Comb the records below for the string "verteerbaarheid" and copy each line where it turns up.

### [SOURCE RECORDS]
══════════

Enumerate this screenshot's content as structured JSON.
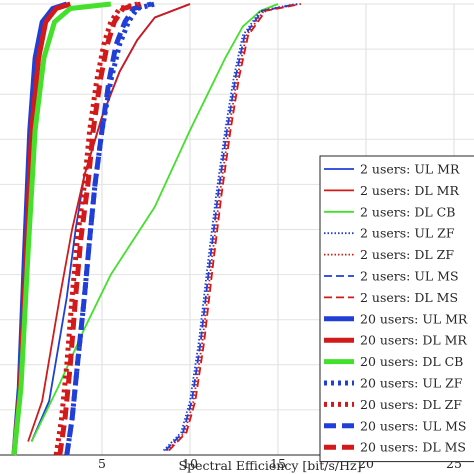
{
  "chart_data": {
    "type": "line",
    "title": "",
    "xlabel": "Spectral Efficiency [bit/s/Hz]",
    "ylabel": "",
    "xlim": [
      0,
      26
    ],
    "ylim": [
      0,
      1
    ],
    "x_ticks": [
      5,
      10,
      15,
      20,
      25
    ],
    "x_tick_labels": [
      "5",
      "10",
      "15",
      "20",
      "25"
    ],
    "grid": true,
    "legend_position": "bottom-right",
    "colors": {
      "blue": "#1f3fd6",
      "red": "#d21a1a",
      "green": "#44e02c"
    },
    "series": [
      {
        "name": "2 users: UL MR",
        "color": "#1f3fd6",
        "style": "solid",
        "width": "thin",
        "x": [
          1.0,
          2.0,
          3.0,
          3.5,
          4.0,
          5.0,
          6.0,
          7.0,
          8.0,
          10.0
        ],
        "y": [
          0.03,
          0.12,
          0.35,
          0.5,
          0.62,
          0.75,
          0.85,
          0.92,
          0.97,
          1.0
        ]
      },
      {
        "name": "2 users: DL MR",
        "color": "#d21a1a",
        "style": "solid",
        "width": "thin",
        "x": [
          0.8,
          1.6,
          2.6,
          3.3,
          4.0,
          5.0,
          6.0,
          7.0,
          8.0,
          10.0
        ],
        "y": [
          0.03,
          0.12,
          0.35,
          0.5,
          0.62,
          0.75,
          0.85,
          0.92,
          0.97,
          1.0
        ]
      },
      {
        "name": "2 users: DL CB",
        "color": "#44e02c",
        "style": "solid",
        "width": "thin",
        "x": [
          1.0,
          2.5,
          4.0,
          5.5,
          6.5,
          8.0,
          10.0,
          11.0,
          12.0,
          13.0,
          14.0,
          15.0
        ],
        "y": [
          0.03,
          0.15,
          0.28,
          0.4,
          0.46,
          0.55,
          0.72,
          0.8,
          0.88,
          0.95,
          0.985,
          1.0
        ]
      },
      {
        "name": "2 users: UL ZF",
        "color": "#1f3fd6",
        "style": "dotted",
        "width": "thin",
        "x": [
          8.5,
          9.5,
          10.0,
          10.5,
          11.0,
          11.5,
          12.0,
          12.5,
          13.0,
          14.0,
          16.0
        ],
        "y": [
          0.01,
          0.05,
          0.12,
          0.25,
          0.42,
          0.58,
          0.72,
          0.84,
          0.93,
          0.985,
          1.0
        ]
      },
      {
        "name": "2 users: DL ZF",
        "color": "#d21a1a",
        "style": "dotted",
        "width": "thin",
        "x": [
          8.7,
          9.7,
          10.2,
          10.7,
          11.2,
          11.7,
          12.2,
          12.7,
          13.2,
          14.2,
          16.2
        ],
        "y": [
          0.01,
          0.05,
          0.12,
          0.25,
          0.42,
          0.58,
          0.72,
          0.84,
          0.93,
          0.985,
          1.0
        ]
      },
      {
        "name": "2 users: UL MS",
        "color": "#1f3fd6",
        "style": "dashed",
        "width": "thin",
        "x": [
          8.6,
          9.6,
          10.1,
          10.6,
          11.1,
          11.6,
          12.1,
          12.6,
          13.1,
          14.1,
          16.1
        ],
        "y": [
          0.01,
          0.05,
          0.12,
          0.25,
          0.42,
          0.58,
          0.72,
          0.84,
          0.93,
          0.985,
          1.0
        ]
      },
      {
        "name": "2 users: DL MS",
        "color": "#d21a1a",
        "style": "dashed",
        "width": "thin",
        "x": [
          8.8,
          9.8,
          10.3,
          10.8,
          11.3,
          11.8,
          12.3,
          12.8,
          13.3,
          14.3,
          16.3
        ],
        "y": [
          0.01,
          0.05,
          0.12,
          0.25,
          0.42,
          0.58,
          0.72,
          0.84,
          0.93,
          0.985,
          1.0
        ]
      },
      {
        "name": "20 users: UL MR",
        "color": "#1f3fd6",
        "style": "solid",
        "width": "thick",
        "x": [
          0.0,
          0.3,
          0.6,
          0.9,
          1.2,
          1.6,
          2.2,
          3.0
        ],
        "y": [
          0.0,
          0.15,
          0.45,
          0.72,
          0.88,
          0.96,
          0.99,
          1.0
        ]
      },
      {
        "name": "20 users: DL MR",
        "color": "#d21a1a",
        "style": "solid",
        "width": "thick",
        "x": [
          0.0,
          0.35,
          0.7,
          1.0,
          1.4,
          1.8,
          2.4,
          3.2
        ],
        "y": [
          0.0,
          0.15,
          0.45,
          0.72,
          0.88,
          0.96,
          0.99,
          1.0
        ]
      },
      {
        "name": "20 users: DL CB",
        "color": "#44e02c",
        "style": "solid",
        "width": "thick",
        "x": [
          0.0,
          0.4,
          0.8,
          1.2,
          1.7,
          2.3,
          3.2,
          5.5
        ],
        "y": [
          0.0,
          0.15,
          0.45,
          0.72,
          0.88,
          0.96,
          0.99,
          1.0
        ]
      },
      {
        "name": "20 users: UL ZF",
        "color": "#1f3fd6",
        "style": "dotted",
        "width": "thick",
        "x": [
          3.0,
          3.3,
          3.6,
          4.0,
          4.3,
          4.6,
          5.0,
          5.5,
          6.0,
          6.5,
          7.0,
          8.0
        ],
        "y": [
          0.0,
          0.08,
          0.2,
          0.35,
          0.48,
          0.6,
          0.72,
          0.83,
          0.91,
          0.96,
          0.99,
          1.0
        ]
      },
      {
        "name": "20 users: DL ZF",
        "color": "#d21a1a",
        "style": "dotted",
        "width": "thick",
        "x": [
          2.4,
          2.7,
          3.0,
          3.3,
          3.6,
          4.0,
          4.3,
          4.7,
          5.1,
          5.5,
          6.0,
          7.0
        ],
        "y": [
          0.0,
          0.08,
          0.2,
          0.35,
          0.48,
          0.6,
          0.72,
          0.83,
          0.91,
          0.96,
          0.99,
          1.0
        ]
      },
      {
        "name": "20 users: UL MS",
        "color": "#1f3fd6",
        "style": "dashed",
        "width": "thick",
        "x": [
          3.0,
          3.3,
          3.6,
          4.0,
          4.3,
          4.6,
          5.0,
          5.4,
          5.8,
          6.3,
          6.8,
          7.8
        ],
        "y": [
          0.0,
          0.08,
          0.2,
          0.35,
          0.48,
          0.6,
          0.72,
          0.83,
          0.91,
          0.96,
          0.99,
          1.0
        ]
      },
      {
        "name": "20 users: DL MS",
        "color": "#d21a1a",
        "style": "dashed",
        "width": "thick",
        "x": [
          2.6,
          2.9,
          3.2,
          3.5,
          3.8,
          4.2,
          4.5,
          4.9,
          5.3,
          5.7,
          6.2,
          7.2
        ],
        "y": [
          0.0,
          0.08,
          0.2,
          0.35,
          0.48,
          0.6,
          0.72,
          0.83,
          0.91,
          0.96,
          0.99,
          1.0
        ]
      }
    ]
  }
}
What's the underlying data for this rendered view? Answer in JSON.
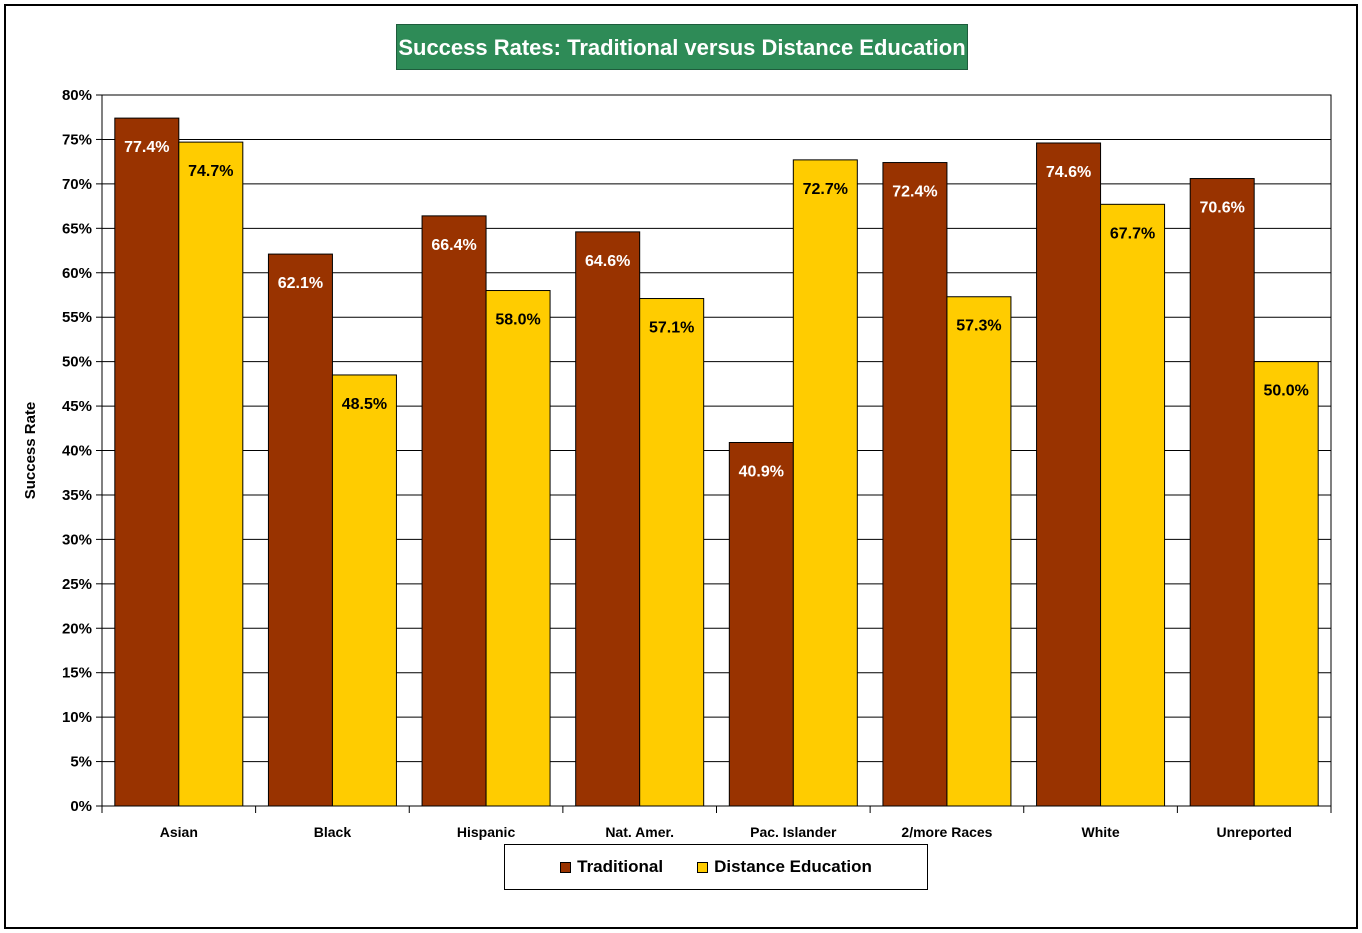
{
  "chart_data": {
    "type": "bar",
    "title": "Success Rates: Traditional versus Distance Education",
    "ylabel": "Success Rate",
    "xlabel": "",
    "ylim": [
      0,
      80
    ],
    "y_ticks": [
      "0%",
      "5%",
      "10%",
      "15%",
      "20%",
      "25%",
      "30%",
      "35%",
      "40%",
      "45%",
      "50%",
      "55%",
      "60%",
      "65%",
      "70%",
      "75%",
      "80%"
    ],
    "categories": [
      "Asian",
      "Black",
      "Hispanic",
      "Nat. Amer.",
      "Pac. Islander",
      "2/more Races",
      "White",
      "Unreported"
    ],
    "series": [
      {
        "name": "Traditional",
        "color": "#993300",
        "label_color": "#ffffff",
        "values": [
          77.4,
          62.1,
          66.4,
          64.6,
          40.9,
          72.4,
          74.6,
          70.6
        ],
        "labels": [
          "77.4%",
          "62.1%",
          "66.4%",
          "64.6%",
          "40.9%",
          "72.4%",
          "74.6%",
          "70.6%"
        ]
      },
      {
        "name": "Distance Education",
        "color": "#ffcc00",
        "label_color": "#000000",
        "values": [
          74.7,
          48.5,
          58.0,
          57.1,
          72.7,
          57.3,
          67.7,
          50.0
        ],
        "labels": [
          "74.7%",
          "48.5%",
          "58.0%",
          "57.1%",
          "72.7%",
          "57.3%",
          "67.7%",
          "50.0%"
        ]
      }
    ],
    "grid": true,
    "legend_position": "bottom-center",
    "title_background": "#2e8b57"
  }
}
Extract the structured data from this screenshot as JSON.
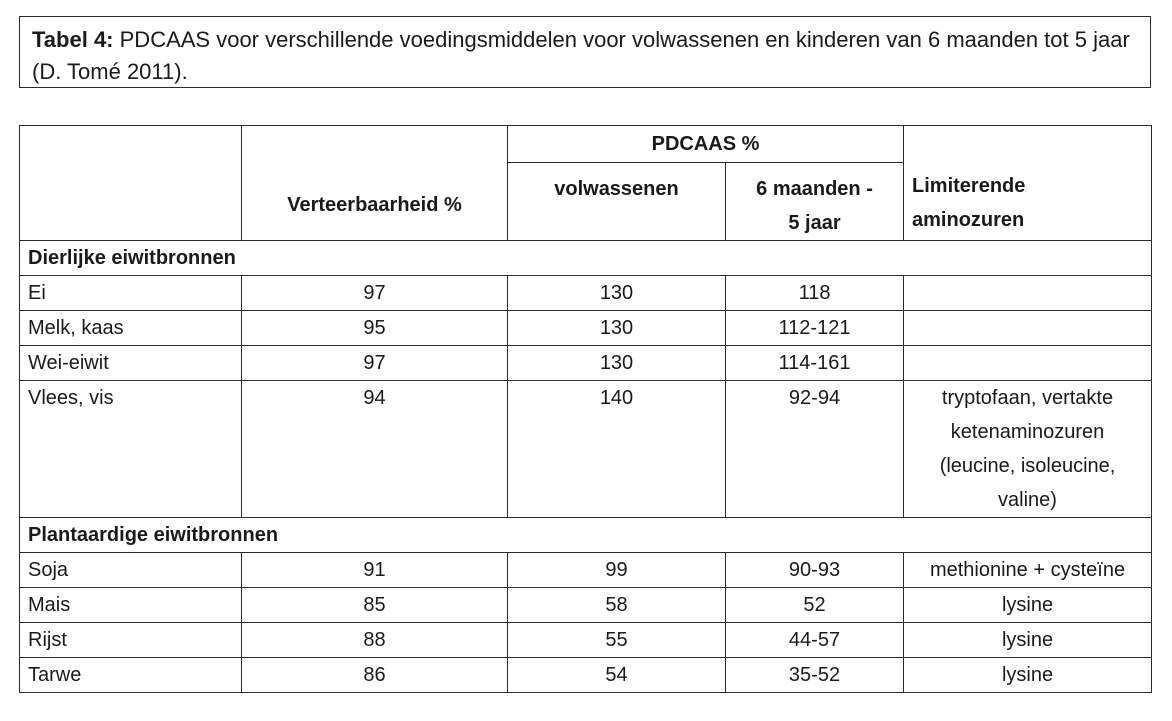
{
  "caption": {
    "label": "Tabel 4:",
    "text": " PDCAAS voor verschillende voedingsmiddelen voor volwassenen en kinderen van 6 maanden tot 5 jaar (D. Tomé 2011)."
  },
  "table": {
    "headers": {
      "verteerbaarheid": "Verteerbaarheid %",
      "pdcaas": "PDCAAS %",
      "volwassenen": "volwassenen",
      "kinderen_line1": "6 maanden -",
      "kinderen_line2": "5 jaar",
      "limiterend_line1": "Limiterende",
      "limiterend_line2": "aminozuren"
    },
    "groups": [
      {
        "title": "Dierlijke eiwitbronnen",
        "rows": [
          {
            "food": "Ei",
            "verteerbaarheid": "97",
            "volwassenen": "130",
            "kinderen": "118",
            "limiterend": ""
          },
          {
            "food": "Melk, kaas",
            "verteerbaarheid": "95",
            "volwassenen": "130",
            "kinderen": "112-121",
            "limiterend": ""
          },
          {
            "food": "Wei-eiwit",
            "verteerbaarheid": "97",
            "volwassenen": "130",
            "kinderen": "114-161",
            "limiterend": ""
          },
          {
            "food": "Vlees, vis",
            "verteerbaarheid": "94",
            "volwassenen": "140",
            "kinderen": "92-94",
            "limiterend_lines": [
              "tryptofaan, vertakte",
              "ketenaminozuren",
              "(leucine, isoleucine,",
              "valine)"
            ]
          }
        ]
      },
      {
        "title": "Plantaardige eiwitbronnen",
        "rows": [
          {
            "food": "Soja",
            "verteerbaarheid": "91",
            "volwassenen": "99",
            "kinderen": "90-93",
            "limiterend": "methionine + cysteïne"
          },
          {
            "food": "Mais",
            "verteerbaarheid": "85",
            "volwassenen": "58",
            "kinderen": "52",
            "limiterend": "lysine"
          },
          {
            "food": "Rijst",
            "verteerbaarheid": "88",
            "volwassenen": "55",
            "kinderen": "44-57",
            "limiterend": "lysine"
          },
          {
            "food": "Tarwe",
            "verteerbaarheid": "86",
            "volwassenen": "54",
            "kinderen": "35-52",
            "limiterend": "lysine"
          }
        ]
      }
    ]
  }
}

══════════

### [SOLUTION]
      "verteerbaarheid": "Verteerbaarheid %",
            "verteerbaarheid": "97",
            "verteerbaarheid": "95",
            "verteerbaarheid": "97",
            "verteerbaarheid": "94",
            "verteerbaarheid": "91",
            "verteerbaarheid": "85",
            "verteerbaarheid": "88",
            "verteerbaarheid": "86",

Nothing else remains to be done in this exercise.